▸ WHAT THIS TASK INVOLVES: Find all the lines with "JSON" and gather them.
**** RECORDS SHOWN ****
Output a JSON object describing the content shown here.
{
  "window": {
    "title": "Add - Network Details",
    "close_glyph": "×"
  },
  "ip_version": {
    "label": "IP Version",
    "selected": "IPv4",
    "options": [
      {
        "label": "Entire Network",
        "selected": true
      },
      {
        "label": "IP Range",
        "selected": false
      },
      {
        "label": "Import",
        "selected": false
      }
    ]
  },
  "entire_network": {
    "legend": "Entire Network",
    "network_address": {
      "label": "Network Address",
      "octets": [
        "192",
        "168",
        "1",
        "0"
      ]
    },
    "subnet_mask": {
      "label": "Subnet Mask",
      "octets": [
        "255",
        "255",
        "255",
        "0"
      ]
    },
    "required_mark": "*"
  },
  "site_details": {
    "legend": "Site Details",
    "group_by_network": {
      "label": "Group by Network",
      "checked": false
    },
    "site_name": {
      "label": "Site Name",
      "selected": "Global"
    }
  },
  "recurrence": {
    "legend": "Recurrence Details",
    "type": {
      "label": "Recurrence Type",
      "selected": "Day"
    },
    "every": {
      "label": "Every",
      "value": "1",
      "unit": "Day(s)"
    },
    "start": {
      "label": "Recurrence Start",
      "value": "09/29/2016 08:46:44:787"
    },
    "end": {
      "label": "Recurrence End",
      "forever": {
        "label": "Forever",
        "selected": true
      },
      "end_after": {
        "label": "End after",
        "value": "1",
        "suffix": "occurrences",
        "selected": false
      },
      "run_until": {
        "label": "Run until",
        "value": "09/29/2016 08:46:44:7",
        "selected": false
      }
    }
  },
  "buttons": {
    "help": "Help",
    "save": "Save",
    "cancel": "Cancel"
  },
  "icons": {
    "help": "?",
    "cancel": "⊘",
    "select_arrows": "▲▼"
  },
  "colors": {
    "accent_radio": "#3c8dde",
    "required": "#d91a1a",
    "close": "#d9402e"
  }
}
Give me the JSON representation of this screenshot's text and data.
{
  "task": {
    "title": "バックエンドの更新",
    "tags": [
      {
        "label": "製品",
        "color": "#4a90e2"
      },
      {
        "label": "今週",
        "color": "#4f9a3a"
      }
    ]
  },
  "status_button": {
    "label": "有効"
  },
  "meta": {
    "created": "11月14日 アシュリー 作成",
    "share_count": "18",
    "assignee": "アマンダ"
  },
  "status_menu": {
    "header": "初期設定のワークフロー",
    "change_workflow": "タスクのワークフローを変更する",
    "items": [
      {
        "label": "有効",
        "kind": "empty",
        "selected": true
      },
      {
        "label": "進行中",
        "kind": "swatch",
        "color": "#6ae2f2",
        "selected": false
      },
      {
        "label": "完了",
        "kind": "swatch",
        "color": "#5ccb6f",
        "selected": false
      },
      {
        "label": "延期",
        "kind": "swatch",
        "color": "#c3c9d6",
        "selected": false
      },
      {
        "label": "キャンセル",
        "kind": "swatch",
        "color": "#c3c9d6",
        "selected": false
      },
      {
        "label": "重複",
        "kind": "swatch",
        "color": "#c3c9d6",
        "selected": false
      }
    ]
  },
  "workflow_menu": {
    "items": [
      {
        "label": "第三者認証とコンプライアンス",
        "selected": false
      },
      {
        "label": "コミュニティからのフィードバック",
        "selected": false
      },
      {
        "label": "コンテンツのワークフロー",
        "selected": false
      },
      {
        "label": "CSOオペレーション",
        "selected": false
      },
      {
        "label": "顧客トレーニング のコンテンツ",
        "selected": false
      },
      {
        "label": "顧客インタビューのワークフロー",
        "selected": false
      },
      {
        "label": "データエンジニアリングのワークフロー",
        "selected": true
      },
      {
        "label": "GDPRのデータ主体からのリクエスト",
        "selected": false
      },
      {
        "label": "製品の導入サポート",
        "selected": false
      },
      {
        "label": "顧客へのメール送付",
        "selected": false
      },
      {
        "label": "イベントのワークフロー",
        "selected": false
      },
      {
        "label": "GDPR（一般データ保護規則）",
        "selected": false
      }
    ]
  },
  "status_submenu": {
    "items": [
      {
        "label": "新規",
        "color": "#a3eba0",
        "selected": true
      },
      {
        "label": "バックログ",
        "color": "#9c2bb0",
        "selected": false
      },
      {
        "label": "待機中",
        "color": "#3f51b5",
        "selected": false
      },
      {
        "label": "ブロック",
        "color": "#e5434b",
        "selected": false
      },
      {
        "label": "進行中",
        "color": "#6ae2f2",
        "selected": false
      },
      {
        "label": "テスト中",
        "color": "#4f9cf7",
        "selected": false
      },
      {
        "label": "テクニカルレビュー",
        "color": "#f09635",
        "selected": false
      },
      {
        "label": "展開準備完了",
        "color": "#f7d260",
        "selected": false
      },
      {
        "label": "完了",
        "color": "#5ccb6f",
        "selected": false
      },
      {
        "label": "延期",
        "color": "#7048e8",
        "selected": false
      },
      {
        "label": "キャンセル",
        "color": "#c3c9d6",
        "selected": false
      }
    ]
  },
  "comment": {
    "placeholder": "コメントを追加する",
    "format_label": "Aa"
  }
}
****
▸ COMPLETE RESPONSE:
Output a JSON object describing the content shown here.
Give me the JSON representation of this screenshot's text and data.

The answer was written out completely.